Problem requirements:
Copy out all the data, word for word.

(A block of data)
## start

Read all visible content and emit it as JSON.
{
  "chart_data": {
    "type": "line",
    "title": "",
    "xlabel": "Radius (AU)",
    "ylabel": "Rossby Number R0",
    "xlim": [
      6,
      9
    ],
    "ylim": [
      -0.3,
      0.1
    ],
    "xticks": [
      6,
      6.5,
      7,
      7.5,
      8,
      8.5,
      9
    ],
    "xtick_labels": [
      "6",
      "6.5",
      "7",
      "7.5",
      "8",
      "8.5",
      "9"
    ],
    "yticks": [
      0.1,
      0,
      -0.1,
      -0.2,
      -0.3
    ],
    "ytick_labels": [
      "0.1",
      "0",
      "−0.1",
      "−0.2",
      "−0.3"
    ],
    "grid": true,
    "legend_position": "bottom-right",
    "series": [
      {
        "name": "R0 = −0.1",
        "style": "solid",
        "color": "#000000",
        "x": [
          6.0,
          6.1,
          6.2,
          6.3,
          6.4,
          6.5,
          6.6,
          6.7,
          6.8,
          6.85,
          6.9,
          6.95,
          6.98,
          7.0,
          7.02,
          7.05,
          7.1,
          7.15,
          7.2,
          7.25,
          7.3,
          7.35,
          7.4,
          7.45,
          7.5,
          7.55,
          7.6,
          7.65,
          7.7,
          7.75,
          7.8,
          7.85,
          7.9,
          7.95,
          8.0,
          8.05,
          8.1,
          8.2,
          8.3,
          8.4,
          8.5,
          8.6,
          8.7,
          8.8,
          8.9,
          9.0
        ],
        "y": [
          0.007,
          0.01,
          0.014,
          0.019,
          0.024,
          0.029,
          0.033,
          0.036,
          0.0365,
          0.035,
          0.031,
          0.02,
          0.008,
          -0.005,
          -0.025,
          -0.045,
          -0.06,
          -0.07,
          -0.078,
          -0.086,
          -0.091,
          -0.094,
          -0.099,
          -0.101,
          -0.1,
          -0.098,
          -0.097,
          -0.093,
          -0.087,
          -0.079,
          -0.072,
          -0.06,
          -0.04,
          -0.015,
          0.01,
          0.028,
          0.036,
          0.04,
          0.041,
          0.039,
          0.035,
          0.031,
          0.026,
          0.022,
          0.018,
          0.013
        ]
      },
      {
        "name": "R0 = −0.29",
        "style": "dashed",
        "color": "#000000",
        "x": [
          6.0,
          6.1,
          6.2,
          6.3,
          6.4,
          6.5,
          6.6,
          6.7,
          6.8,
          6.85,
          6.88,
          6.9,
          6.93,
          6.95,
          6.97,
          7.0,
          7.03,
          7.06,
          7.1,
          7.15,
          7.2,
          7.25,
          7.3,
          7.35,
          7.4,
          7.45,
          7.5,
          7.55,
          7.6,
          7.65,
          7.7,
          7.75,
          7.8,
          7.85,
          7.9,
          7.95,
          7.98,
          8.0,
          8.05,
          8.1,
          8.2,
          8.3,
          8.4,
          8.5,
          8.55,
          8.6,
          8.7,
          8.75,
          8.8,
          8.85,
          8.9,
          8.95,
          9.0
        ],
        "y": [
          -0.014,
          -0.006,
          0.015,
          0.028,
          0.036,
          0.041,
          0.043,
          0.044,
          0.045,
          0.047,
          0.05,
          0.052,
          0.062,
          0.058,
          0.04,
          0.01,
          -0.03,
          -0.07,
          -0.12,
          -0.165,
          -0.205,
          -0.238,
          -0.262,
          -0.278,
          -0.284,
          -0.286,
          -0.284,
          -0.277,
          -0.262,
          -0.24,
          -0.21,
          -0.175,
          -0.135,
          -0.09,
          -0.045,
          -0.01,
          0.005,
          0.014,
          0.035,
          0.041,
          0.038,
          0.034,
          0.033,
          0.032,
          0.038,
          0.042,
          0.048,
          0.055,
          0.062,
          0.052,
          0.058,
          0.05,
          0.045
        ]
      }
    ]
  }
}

## end

Task answer:
Read all visible content and emit it as JSON.
{
  "chart_data": {
    "type": "line",
    "title": "",
    "xlabel": "Radius (AU)",
    "ylabel": "Rossby Number R0",
    "xlim": [
      6,
      9
    ],
    "ylim": [
      -0.3,
      0.1
    ],
    "xticks": [
      6,
      6.5,
      7,
      7.5,
      8,
      8.5,
      9
    ],
    "xtick_labels": [
      "6",
      "6.5",
      "7",
      "7.5",
      "8",
      "8.5",
      "9"
    ],
    "yticks": [
      0.1,
      0,
      -0.1,
      -0.2,
      -0.3
    ],
    "ytick_labels": [
      "0.1",
      "0",
      "−0.1",
      "−0.2",
      "−0.3"
    ],
    "grid": true,
    "legend_position": "bottom-right",
    "series": [
      {
        "name": "R0 = −0.1",
        "style": "solid",
        "color": "#000000",
        "x": [
          6.0,
          6.1,
          6.2,
          6.3,
          6.4,
          6.5,
          6.6,
          6.7,
          6.8,
          6.85,
          6.9,
          6.95,
          6.98,
          7.0,
          7.02,
          7.05,
          7.1,
          7.15,
          7.2,
          7.25,
          7.3,
          7.35,
          7.4,
          7.45,
          7.5,
          7.55,
          7.6,
          7.65,
          7.7,
          7.75,
          7.8,
          7.85,
          7.9,
          7.95,
          8.0,
          8.05,
          8.1,
          8.2,
          8.3,
          8.4,
          8.5,
          8.6,
          8.7,
          8.8,
          8.9,
          9.0
        ],
        "y": [
          0.007,
          0.01,
          0.014,
          0.019,
          0.024,
          0.029,
          0.033,
          0.036,
          0.0365,
          0.035,
          0.031,
          0.02,
          0.008,
          -0.005,
          -0.025,
          -0.045,
          -0.06,
          -0.07,
          -0.078,
          -0.086,
          -0.091,
          -0.094,
          -0.099,
          -0.101,
          -0.1,
          -0.098,
          -0.097,
          -0.093,
          -0.087,
          -0.079,
          -0.072,
          -0.06,
          -0.04,
          -0.015,
          0.01,
          0.028,
          0.036,
          0.04,
          0.041,
          0.039,
          0.035,
          0.031,
          0.026,
          0.022,
          0.018,
          0.013
        ]
      },
      {
        "name": "R0 = −0.29",
        "style": "dashed",
        "color": "#000000",
        "x": [
          6.0,
          6.1,
          6.2,
          6.3,
          6.4,
          6.5,
          6.6,
          6.7,
          6.8,
          6.85,
          6.88,
          6.9,
          6.93,
          6.95,
          6.97,
          7.0,
          7.03,
          7.06,
          7.1,
          7.15,
          7.2,
          7.25,
          7.3,
          7.35,
          7.4,
          7.45,
          7.5,
          7.55,
          7.6,
          7.65,
          7.7,
          7.75,
          7.8,
          7.85,
          7.9,
          7.95,
          7.98,
          8.0,
          8.05,
          8.1,
          8.2,
          8.3,
          8.4,
          8.5,
          8.55,
          8.6,
          8.7,
          8.75,
          8.8,
          8.85,
          8.9,
          8.95,
          9.0
        ],
        "y": [
          -0.014,
          -0.006,
          0.015,
          0.028,
          0.036,
          0.041,
          0.043,
          0.044,
          0.045,
          0.047,
          0.05,
          0.052,
          0.062,
          0.058,
          0.04,
          0.01,
          -0.03,
          -0.07,
          -0.12,
          -0.165,
          -0.205,
          -0.238,
          -0.262,
          -0.278,
          -0.284,
          -0.286,
          -0.284,
          -0.277,
          -0.262,
          -0.24,
          -0.21,
          -0.175,
          -0.135,
          -0.09,
          -0.045,
          -0.01,
          0.005,
          0.014,
          0.035,
          0.041,
          0.038,
          0.034,
          0.033,
          0.032,
          0.038,
          0.042,
          0.048,
          0.055,
          0.062,
          0.052,
          0.058,
          0.05,
          0.045
        ]
      }
    ]
  }
}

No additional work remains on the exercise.